* DATA TO USE

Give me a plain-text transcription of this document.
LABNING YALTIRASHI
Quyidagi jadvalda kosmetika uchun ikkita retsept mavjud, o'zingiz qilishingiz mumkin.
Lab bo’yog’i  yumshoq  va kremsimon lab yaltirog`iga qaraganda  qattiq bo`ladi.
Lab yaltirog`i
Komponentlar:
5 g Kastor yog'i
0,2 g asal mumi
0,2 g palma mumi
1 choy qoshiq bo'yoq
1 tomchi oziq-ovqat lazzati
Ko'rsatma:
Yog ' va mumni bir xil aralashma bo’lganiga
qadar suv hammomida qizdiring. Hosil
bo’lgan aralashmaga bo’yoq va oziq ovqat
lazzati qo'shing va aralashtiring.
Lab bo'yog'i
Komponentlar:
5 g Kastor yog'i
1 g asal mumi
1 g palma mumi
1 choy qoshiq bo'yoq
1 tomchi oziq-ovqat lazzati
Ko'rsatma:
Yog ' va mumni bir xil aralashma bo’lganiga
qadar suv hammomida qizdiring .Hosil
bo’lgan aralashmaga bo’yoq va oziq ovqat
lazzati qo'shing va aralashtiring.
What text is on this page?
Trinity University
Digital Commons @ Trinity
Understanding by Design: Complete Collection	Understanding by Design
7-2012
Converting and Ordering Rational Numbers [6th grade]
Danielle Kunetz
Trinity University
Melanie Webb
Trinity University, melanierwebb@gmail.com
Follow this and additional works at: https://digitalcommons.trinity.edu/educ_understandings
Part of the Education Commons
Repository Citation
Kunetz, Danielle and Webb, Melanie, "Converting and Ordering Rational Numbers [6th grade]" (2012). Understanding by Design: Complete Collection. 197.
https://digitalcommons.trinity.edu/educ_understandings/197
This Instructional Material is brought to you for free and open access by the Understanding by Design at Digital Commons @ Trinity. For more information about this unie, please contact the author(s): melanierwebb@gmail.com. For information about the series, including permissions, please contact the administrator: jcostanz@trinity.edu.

* GIVEN PROBLEM
Return all of the entries exactly as written.

* THE RESPONSE
Give me a plain-text transcription of this document.
LABNING YALTIRASHI
Quyidagi jadvalda kosmetika uchun ikkita retsept mavjud, o'zingiz qilishingiz mumkin.
Lab bo’yog’i  yumshoq  va kremsimon lab yaltirog`iga qaraganda  qattiq bo`ladi.
Lab yaltirog`i
Komponentlar:
5 g Kastor yog'i
0,2 g asal mumi
0,2 g palma mumi
1 choy qoshiq bo'yoq
1 tomchi oziq-ovqat lazzati
Ko'rsatma:
Yog ' va mumni bir xil aralashma bo’lganiga
qadar suv hammomida qizdiring. Hosil
bo’lgan aralashmaga bo’yoq va oziq ovqat
lazzati qo'shing va aralashtiring.
Lab bo'yog'i
Komponentlar:
5 g Kastor yog'i
1 g asal mumi
1 g palma mumi
1 choy qoshiq bo'yoq
1 tomchi oziq-ovqat lazzati
Ko'rsatma:
Yog ' va mumni bir xil aralashma bo’lganiga
qadar suv hammomida qizdiring .Hosil
bo’lgan aralashmaga bo’yoq va oziq ovqat
lazzati qo'shing va aralashtiring.
What text is on this page?
Trinity University
Digital Commons @ Trinity
Understanding by Design: Complete Collection	Understanding by Design
7-2012
Converting and Ordering Rational Numbers [6th grade]
Danielle Kunetz
Trinity University
Melanie Webb
Trinity University, melanierwebb@gmail.com
Follow this and additional works at: https://digitalcommons.trinity.edu/educ_understandings
Part of the Education Commons
Repository Citation
Kunetz, Danielle and Webb, Melanie, "Converting and Ordering Rational Numbers [6th grade]" (2012). Understanding by Design: Complete Collection. 197.
https://digitalcommons.trinity.edu/educ_understandings/197
This Instructional Material is brought to you for free and open access by the Understanding by Design at Digital Commons @ Trinity. For more information about this unie, please contact the author(s): melanierwebb@gmail.com. For information about the series, including permissions, please contact the administrator: jcostanz@trinity.edu.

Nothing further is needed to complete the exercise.